_Goal:_ Send each entry back exactly as given, pictures excluded.

_Provided data:_

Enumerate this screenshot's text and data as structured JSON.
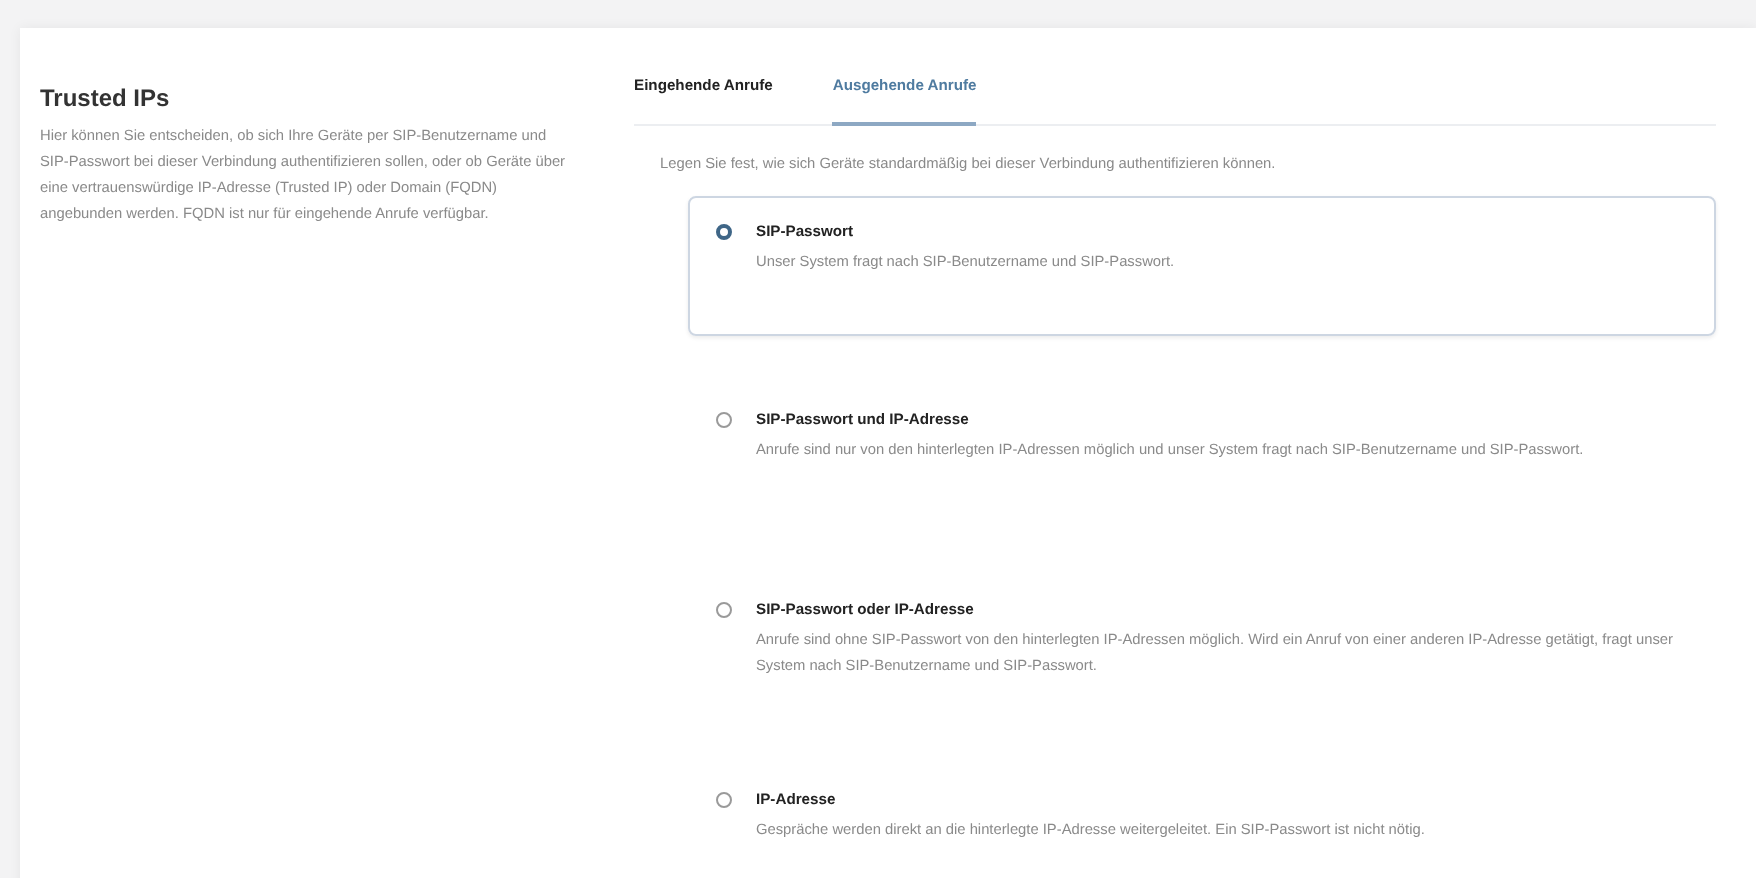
{
  "section": {
    "title": "Trusted IPs",
    "description": "Hier können Sie entscheiden, ob sich Ihre Geräte per SIP-Benutzername und SIP-Passwort bei dieser Verbindung authentifizieren sollen, oder ob Geräte über eine vertrauenswürdige IP-Adresse (Trusted IP) oder Domain (FQDN) angebunden werden. FQDN ist nur für eingehende Anrufe verfügbar."
  },
  "tabs": [
    {
      "label": "Eingehende Anrufe",
      "selected": false
    },
    {
      "label": "Ausgehende Anrufe",
      "selected": true
    }
  ],
  "intro": "Legen Sie fest, wie sich Geräte standardmäßig bei dieser Verbindung authentifizieren können.",
  "options": [
    {
      "title": "SIP-Passwort",
      "description": "Unser System fragt nach SIP-Benutzername und SIP-Passwort.",
      "selected": true
    },
    {
      "title": "SIP-Passwort und IP-Adresse",
      "description": "Anrufe sind nur von den hinterlegten IP-Adressen möglich und unser System fragt nach SIP-Benutzername und SIP-Passwort.",
      "selected": false
    },
    {
      "title": "SIP-Passwort oder IP-Adresse",
      "description": "Anrufe sind ohne SIP-Passwort von den hinterlegten IP-Adressen möglich. Wird ein Anruf von einer anderen IP-Adresse getätigt, fragt unser System nach SIP-Benutzername und SIP-Passwort.",
      "selected": false
    },
    {
      "title": "IP-Adresse",
      "description": "Gespräche werden direkt an die hinterlegte IP-Adresse weitergeleitet. Ein SIP-Passwort ist nicht nötig.",
      "selected": false
    }
  ]
}
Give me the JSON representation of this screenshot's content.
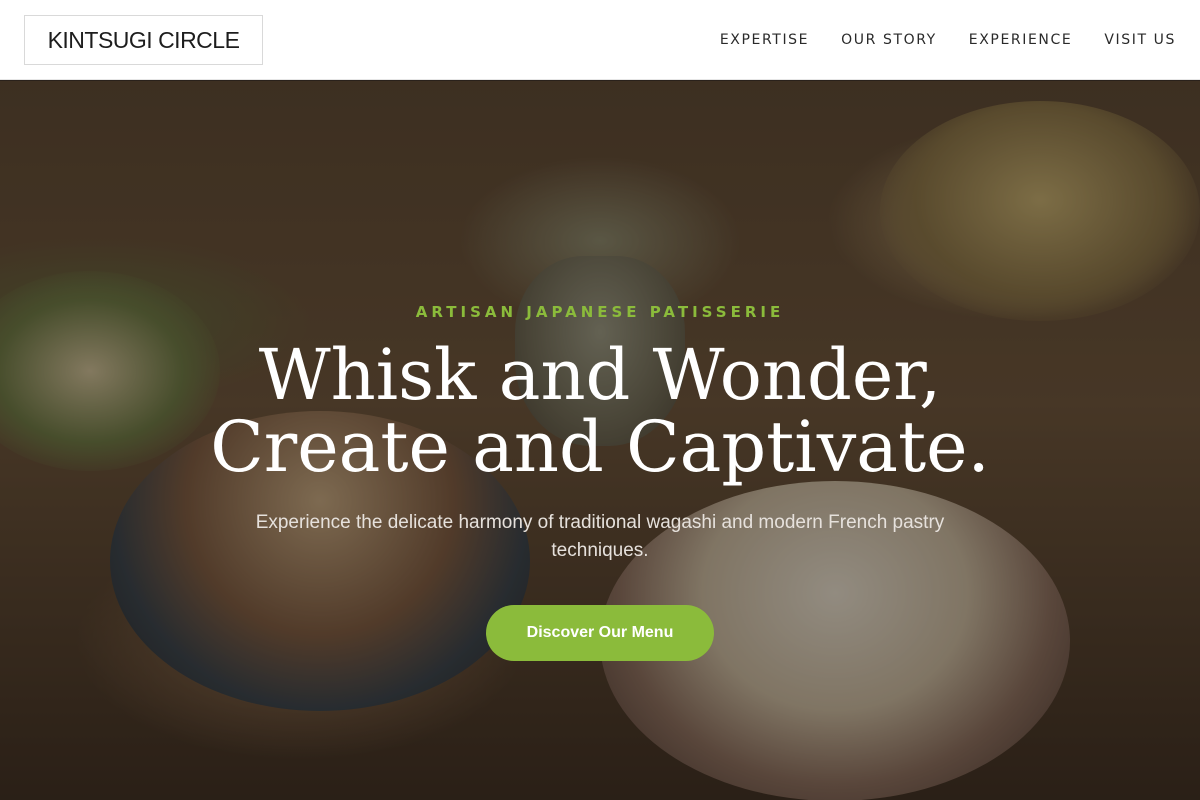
{
  "header": {
    "logo": "KINTSUGI CIRCLE",
    "nav": [
      "EXPERTISE",
      "OUR STORY",
      "EXPERIENCE",
      "VISIT US"
    ]
  },
  "hero": {
    "eyebrow": "ARTISAN JAPANESE PATISSERIE",
    "headline_line1": "Whisk and Wonder,",
    "headline_line2": "Create and Captivate.",
    "subtitle": "Experience the delicate harmony of traditional wagashi and modern French pastry techniques.",
    "cta_label": "Discover Our Menu"
  },
  "colors": {
    "accent": "#8bbb3b",
    "header_bg": "#ffffff",
    "nav_text": "#2a2a2a"
  }
}
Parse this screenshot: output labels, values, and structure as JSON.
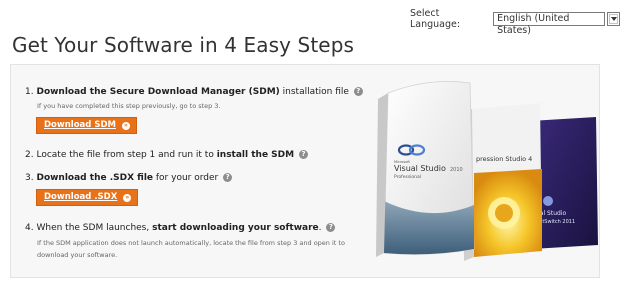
{
  "language": {
    "label": "Select Language:",
    "selected": "English (United States)"
  },
  "page_title": "Get Your Software in 4 Easy Steps",
  "steps": [
    {
      "number": "1.",
      "bold": "Download the Secure Download Manager (SDM)",
      "rest": " installation file",
      "note": "If you have completed this step previously, go to step 3.",
      "button": "Download SDM"
    },
    {
      "number": "2.",
      "pre": "Locate the file from step 1 and run it to ",
      "bold": "install the SDM"
    },
    {
      "number": "3.",
      "bold": "Download the .SDX file",
      "rest": " for your order",
      "button": "Download .SDX"
    },
    {
      "number": "4.",
      "pre": "When the SDM launches, ",
      "bold": "start downloading your software",
      "rest": ".",
      "note_line1": "If the SDM application does not launch automatically, locate the file from step 3 and open it to",
      "note_line2": "download your software."
    }
  ],
  "help_glyph": "?",
  "button_glyph": "»",
  "products": {
    "box1_brand": "Microsoft",
    "box1_name": "Visual Studio",
    "box1_version": "2010",
    "box1_edition": "Professional",
    "box2_name": "pression Studio 4",
    "box3_name": "ual Studio",
    "box3_sub": "ghtSwitch 2011"
  },
  "colors": {
    "button_orange": "#e8721a",
    "panel_bg": "#f7f7f7",
    "help_gray": "#8d8d8d"
  }
}
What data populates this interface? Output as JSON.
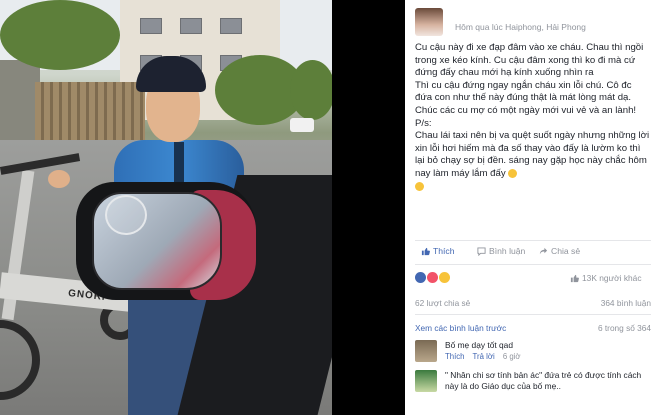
{
  "post": {
    "meta": "Hôm qua lúc Haiphong, Hải Phong",
    "body_lines": [
      "Cu cậu này đi xe đạp đâm vào xe cháu. Chau thì ngồi trong xe kéo kính. Cu cậu đâm xong thì ko đi mà cứ đứng đấy chau mới hạ kính xuống nhìn ra",
      "Thì cu cậu đứng ngay ngắn cháu xin lỗi chú. Cô đc đứa con như thế này đúng thật là mát lòng mát dạ.",
      "Chúc các cu mợ có một ngày mới vui vẻ và an lành!",
      "P/s:",
      "Chau lái taxi nên bị va quệt suốt ngày nhưng những lời xin lỗi hơi hiếm mà đa số thay vào đấy là lườm        ko thì lại bỏ chạy sợ bị đền. sáng nay gặp       học này chắc hôm nay làm máy lắm đấy"
    ],
    "extra_line": "",
    "emoji_names": [
      "smile-emoji",
      "grin-emoji"
    ]
  },
  "actions": {
    "like": "Thích",
    "comment": "Bình luận",
    "share": "Chia sẻ"
  },
  "reactions": {
    "count": "13K người khác"
  },
  "stats": {
    "shares": "62 lượt chia sẻ",
    "comments": "364 bình luận"
  },
  "prev_comments": {
    "label": "Xem các bình luận trước",
    "count": "6 trong số 364"
  },
  "comments": [
    {
      "text": "Bố mẹ dạy tốt qad",
      "like": "Thích",
      "reply": "Trả lời",
      "time": "6 giờ"
    },
    {
      "text": "\" Nhân chi sơ tính bản ác\" đứa trẻ có được tính cách này là do Giáo dục của bố mẹ..",
      "like": "",
      "reply": "",
      "time": ""
    }
  ],
  "colors": {
    "accent": "#4267b2",
    "muted": "#90949c",
    "text": "#1d2129"
  }
}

_Complete response:_
Enumerate this screenshot's text and data as structured JSON.
{
  "section": {
    "title": "Trusted IPs",
    "description": "Hier können Sie entscheiden, ob sich Ihre Geräte per SIP-Benutzername und SIP-Passwort bei dieser Verbindung authentifizieren sollen, oder ob Geräte über eine vertrauenswürdige IP-Adresse (Trusted IP) oder Domain (FQDN) angebunden werden. FQDN ist nur für eingehende Anrufe verfügbar."
  },
  "tabs": [
    {
      "label": "Eingehende Anrufe",
      "selected": false
    },
    {
      "label": "Ausgehende Anrufe",
      "selected": true
    }
  ],
  "intro": "Legen Sie fest, wie sich Geräte standardmäßig bei dieser Verbindung authentifizieren können.",
  "options": [
    {
      "title": "SIP-Passwort",
      "description": "Unser System fragt nach SIP-Benutzername und SIP-Passwort.",
      "selected": true
    },
    {
      "title": "SIP-Passwort und IP-Adresse",
      "description": "Anrufe sind nur von den hinterlegten IP-Adressen möglich und unser System fragt nach SIP-Benutzername und SIP-Passwort.",
      "selected": false
    },
    {
      "title": "SIP-Passwort oder IP-Adresse",
      "description": "Anrufe sind ohne SIP-Passwort von den hinterlegten IP-Adressen möglich. Wird ein Anruf von einer anderen IP-Adresse getätigt, fragt unser System nach SIP-Benutzername und SIP-Passwort.",
      "selected": false
    },
    {
      "title": "IP-Adresse",
      "description": "Gespräche werden direkt an die hinterlegte IP-Adresse weitergeleitet. Ein SIP-Passwort ist nicht nötig.",
      "selected": false
    }
  ]
}
Give me the JSON representation of this screenshot's content.
{
  "header": {
    "logo": "KINTSUGI CIRCLE",
    "nav": [
      "EXPERTISE",
      "OUR STORY",
      "EXPERIENCE",
      "VISIT US"
    ]
  },
  "hero": {
    "eyebrow": "ARTISAN JAPANESE PATISSERIE",
    "headline_line1": "Whisk and Wonder,",
    "headline_line2": "Create and Captivate.",
    "subtitle": "Experience the delicate harmony of traditional wagashi and modern French pastry techniques.",
    "cta_label": "Discover Our Menu"
  },
  "colors": {
    "accent": "#8bbb3b",
    "header_bg": "#ffffff",
    "nav_text": "#2a2a2a"
  }
}
Parse this screenshot: output labels, values, and structure as JSON.
{
  "language": {
    "label": "Select Language:",
    "selected": "English (United States)"
  },
  "page_title": "Get Your Software in 4 Easy Steps",
  "steps": [
    {
      "number": "1.",
      "bold": "Download the Secure Download Manager (SDM)",
      "rest": " installation file",
      "note": "If you have completed this step previously, go to step 3.",
      "button": "Download SDM"
    },
    {
      "number": "2.",
      "pre": "Locate the file from step 1 and run it to ",
      "bold": "install the SDM"
    },
    {
      "number": "3.",
      "bold": "Download the .SDX file",
      "rest": " for your order",
      "button": "Download .SDX"
    },
    {
      "number": "4.",
      "pre": "When the SDM launches, ",
      "bold": "start downloading your software",
      "rest": ".",
      "note_line1": "If the SDM application does not launch automatically, locate the file from step 3 and open it to",
      "note_line2": "download your software."
    }
  ],
  "help_glyph": "?",
  "button_glyph": "»",
  "products": {
    "box1_brand": "Microsoft",
    "box1_name": "Visual Studio",
    "box1_version": "2010",
    "box1_edition": "Professional",
    "box2_name": "pression Studio 4",
    "box3_name": "ual Studio",
    "box3_sub": "ghtSwitch 2011"
  },
  "colors": {
    "button_orange": "#e8721a",
    "panel_bg": "#f7f7f7",
    "help_gray": "#8d8d8d"
  }
}
What data populates this interface? Output as JSON.
{
  "post": {
    "meta": "Hôm qua lúc Haiphong, Hải Phong",
    "body_lines": [
      "Cu cậu này đi xe đạp đâm vào xe cháu. Chau thì ngồi trong xe kéo kính. Cu cậu đâm xong thì ko đi mà cứ đứng đấy chau mới hạ kính xuống nhìn ra",
      "Thì cu cậu đứng ngay ngắn cháu xin lỗi chú. Cô đc đứa con như thế này đúng thật là mát lòng mát dạ.",
      "Chúc các cu mợ có một ngày mới vui vẻ và an lành!",
      "P/s:",
      "Chau lái taxi nên bị va quệt suốt ngày nhưng những lời xin lỗi hơi hiếm mà đa số thay vào đấy là lườm        ko thì lại bỏ chạy sợ bị đền. sáng nay gặp       học này chắc hôm nay làm máy lắm đấy"
    ],
    "extra_line": "",
    "emoji_names": [
      "smile-emoji",
      "grin-emoji"
    ]
  },
  "actions": {
    "like": "Thích",
    "comment": "Bình luận",
    "share": "Chia sẻ"
  },
  "reactions": {
    "count": "13K người khác"
  },
  "stats": {
    "shares": "62 lượt chia sẻ",
    "comments": "364 bình luận"
  },
  "prev_comments": {
    "label": "Xem các bình luận trước",
    "count": "6 trong số 364"
  },
  "comments": [
    {
      "text": "Bố mẹ dạy tốt qad",
      "like": "Thích",
      "reply": "Trả lời",
      "time": "6 giờ"
    },
    {
      "text": "\" Nhân chi sơ tính bản ác\" đứa trẻ có được tính cách này là do Giáo dục của bố mẹ..",
      "like": "",
      "reply": "",
      "time": ""
    }
  ],
  "colors": {
    "accent": "#4267b2",
    "muted": "#90949c",
    "text": "#1d2129"
  }
}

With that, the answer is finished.